## EXERCISE REQUIREMENTS
In the material below, identify each line bearing the word "JSON". Reproduce those lines.

## DATA PROVIDED
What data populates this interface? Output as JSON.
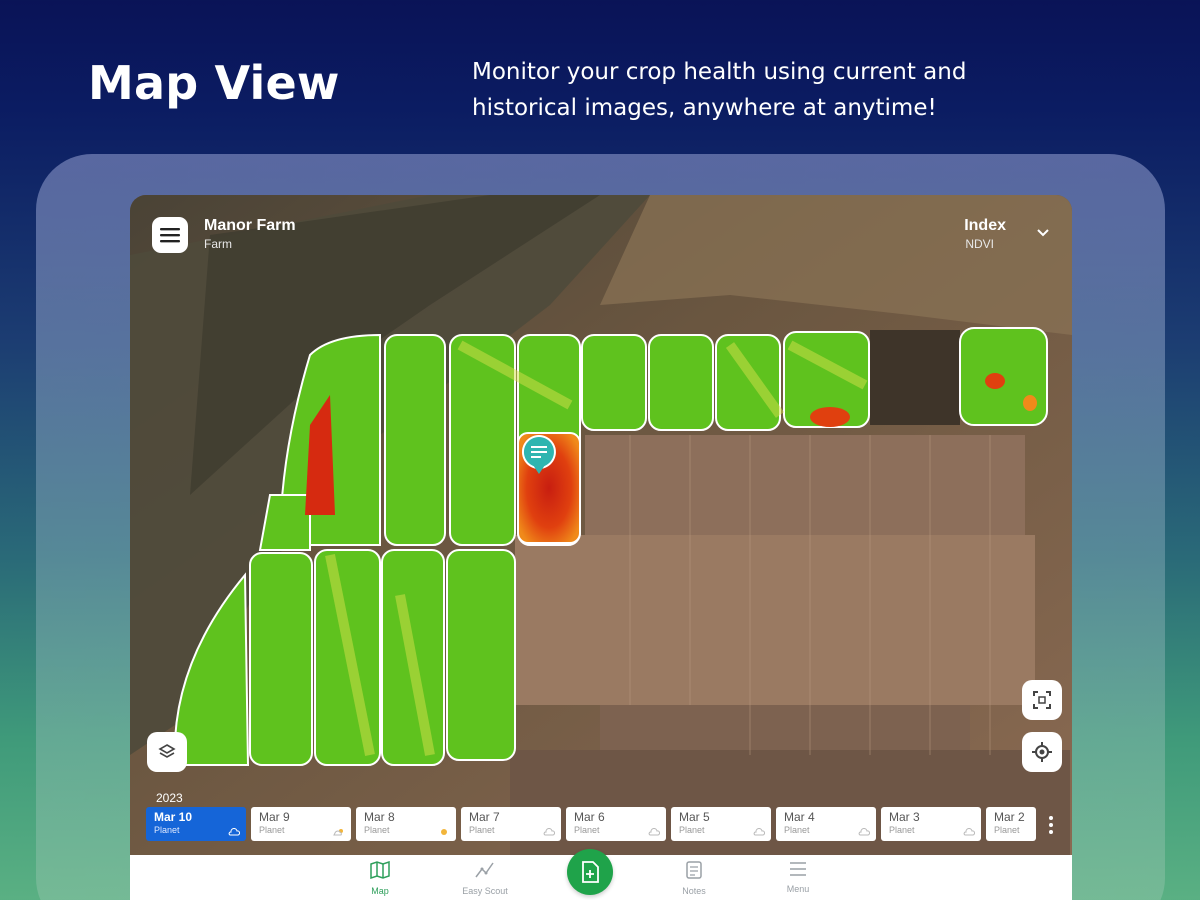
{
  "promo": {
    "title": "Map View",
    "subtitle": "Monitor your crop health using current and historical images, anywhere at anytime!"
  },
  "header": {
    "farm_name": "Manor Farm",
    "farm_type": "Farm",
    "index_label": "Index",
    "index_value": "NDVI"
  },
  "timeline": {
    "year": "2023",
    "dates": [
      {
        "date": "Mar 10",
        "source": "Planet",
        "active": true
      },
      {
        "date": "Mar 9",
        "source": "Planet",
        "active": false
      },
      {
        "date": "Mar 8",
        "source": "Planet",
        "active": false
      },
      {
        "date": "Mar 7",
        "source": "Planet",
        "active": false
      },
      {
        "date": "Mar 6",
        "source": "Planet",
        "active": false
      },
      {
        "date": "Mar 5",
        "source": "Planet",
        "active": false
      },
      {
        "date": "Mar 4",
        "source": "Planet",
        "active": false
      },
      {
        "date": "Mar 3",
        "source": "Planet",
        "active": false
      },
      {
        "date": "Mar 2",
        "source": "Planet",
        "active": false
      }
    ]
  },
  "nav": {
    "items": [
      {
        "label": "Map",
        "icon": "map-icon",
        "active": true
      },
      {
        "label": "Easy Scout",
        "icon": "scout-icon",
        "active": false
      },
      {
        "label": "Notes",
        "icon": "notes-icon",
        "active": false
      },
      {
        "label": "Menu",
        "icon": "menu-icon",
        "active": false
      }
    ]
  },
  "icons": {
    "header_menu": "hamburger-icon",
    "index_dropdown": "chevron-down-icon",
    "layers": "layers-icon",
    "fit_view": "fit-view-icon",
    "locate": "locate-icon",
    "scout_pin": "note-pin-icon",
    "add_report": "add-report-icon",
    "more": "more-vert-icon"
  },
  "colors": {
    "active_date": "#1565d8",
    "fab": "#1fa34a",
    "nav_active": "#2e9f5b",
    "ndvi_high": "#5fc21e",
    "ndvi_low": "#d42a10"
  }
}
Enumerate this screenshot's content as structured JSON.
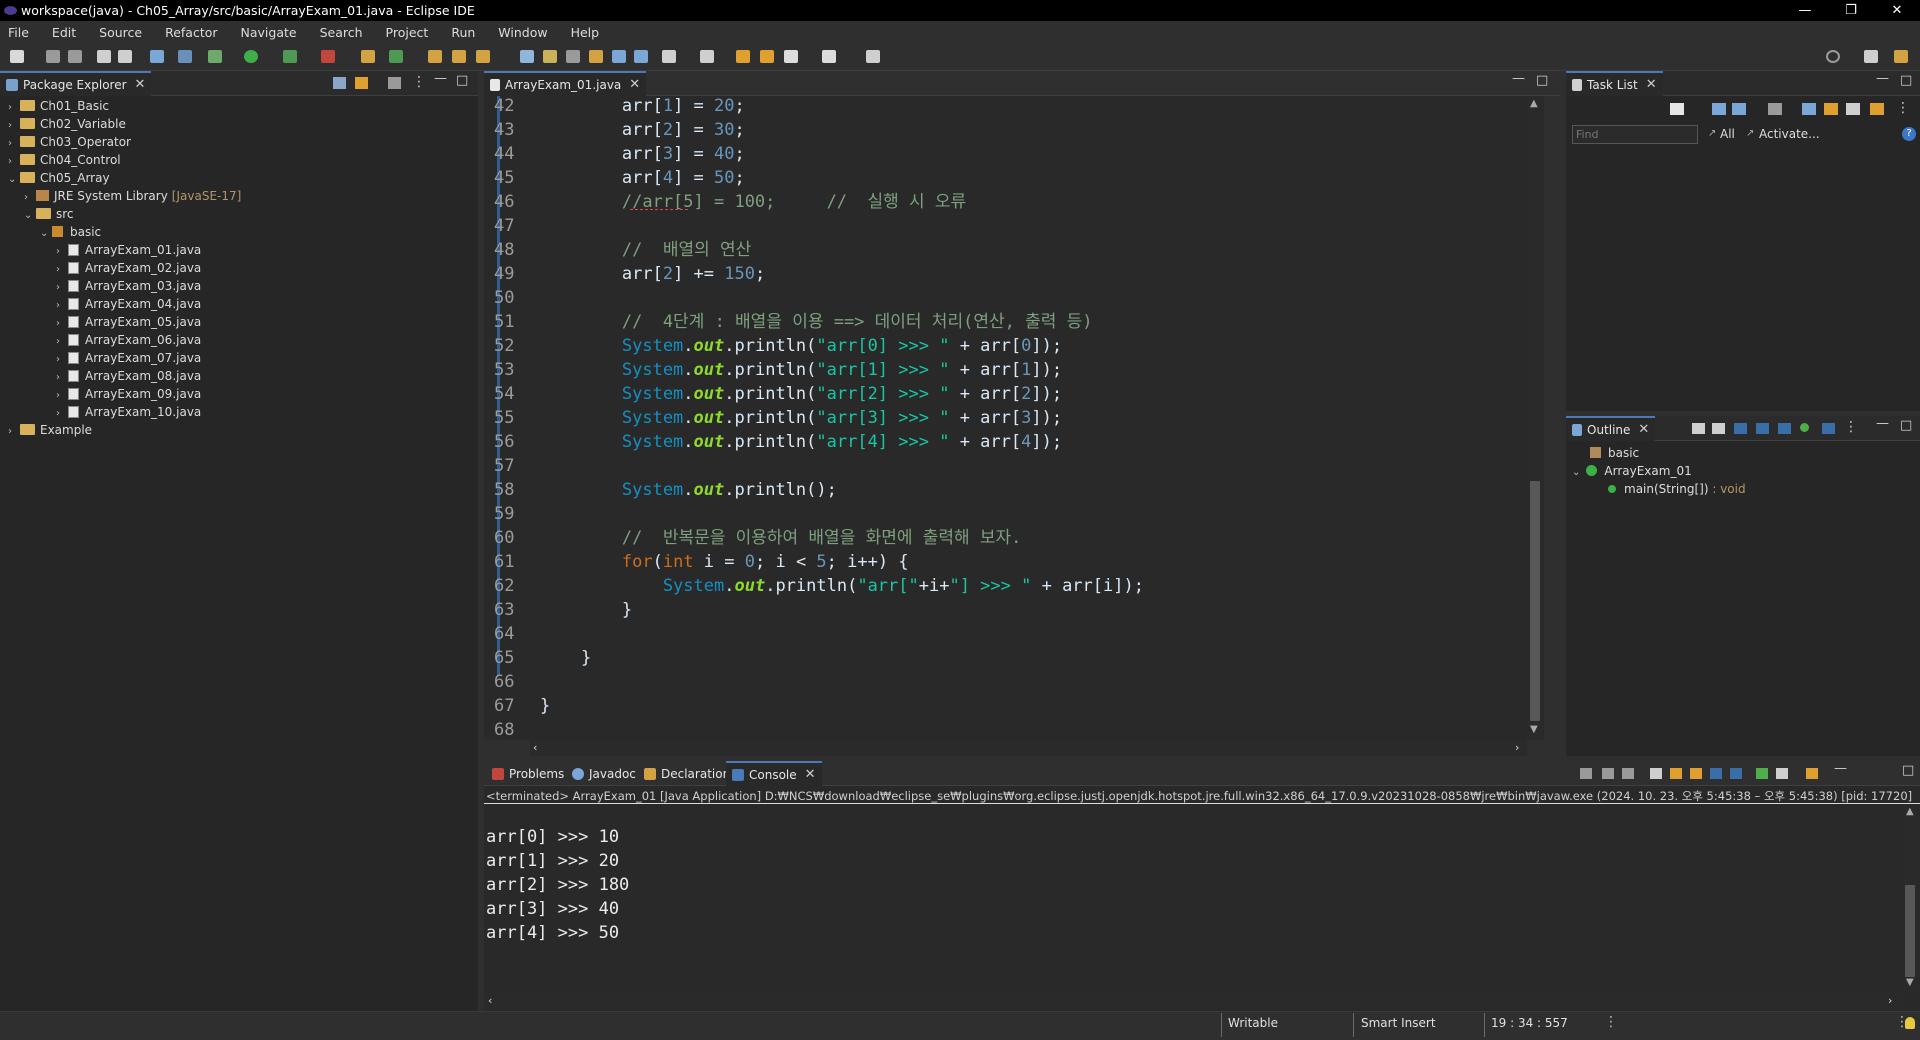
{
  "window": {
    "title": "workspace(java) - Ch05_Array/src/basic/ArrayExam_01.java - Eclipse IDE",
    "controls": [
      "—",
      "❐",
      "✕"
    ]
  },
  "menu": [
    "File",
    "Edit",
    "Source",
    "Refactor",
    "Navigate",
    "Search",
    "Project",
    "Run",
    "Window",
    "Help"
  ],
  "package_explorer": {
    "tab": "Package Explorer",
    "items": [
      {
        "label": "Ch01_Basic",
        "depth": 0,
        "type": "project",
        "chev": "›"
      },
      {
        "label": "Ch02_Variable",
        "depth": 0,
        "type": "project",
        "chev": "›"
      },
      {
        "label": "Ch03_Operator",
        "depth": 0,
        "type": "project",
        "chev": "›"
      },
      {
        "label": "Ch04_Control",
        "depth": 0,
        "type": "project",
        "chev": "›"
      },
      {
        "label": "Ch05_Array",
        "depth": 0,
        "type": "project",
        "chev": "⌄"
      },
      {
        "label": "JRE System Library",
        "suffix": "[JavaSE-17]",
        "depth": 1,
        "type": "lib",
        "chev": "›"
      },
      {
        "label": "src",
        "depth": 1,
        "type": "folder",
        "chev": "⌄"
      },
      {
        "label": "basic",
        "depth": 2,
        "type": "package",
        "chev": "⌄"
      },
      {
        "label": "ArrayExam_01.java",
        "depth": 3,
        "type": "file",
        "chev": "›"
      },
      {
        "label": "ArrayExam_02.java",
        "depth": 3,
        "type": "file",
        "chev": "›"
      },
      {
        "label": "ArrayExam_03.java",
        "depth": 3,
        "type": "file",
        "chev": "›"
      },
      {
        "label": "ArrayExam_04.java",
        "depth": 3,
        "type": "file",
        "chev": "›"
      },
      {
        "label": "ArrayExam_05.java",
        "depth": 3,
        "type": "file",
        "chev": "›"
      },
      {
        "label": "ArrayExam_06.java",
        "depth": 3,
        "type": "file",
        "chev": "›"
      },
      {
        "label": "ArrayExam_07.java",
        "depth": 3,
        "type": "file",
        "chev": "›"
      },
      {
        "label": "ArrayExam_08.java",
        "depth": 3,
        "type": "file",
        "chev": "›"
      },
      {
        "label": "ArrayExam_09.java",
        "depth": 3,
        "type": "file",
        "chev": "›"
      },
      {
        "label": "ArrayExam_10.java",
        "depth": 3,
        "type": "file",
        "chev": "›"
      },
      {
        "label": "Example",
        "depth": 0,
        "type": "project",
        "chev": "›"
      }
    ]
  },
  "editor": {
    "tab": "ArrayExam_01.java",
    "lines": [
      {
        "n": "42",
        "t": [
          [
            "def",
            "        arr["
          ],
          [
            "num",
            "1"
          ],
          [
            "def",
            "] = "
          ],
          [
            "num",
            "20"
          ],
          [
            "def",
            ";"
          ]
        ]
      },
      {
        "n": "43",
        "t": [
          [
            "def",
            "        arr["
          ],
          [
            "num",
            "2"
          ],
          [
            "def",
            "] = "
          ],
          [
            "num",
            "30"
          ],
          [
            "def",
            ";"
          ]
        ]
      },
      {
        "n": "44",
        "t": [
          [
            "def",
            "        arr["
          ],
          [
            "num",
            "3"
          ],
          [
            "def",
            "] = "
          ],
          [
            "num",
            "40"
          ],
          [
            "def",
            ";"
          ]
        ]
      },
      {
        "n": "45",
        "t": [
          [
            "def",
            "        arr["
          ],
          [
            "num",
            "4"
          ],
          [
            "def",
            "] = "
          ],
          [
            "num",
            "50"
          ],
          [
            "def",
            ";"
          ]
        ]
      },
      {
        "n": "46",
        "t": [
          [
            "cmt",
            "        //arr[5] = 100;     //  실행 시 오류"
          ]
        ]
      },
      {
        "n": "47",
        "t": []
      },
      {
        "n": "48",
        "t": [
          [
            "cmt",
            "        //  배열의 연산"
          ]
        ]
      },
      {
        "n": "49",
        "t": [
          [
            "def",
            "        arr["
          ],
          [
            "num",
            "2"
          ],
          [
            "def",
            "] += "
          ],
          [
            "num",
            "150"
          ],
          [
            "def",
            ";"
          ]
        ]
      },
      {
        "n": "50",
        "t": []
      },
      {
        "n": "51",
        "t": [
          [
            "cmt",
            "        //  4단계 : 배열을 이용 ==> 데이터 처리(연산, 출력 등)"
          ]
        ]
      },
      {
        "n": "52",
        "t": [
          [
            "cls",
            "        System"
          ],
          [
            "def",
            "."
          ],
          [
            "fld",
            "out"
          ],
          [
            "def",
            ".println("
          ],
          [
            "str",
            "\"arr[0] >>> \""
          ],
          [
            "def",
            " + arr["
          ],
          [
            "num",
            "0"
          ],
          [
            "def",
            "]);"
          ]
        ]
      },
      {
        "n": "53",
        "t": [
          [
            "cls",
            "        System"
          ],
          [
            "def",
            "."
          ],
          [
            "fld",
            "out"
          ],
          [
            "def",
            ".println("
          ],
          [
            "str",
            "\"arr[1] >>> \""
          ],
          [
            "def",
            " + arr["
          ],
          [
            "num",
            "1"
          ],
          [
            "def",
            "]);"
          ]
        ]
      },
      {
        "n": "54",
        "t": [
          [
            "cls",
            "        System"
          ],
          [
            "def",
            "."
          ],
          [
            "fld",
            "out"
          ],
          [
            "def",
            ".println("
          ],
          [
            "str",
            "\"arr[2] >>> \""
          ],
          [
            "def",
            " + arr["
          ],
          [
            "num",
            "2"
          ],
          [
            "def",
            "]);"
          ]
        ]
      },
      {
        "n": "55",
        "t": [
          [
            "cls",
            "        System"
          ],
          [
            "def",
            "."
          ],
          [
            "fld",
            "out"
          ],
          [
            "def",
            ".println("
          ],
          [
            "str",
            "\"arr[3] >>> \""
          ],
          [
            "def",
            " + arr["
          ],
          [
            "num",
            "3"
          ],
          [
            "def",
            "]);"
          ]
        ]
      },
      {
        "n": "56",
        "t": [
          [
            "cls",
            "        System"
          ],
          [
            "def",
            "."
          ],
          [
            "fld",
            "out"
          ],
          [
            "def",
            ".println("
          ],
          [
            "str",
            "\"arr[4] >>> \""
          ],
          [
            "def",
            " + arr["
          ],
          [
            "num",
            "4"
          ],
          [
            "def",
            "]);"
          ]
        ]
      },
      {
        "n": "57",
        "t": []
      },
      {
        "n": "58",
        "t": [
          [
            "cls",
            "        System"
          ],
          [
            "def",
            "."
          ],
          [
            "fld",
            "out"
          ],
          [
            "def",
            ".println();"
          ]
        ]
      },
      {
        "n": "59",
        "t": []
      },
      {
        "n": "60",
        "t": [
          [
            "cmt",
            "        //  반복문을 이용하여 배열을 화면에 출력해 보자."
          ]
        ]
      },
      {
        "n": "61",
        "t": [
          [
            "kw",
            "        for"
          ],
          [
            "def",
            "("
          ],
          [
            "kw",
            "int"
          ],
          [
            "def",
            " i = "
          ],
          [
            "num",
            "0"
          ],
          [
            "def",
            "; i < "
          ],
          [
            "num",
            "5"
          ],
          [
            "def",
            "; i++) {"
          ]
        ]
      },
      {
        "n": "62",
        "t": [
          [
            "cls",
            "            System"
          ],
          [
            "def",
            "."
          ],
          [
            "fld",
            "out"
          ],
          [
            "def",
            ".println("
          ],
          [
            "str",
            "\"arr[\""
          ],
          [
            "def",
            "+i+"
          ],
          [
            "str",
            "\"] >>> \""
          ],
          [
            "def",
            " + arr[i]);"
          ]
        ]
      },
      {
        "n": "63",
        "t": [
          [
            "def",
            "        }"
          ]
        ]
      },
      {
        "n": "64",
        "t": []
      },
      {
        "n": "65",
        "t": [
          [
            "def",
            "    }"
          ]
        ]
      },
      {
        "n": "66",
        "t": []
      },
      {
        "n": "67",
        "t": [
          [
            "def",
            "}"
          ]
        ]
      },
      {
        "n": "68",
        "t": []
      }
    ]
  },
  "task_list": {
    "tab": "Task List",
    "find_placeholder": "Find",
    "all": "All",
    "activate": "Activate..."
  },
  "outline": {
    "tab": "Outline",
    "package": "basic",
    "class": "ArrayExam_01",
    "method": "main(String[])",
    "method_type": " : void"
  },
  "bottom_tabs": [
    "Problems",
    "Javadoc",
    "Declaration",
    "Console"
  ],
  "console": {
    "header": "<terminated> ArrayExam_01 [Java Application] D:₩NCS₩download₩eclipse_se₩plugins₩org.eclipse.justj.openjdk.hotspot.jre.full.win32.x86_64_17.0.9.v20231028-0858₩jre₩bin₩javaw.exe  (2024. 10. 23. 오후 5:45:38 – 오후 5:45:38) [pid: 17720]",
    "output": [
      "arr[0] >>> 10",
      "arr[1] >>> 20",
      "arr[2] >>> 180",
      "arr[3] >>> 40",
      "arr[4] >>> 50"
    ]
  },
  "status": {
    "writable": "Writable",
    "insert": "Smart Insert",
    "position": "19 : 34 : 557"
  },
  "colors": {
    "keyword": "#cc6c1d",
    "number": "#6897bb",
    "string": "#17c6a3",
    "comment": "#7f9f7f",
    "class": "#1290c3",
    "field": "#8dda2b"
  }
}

## CORRECT RESULT
What data populates this interface? Output as JSON.
Enumerate this screenshot's content as structured JSON.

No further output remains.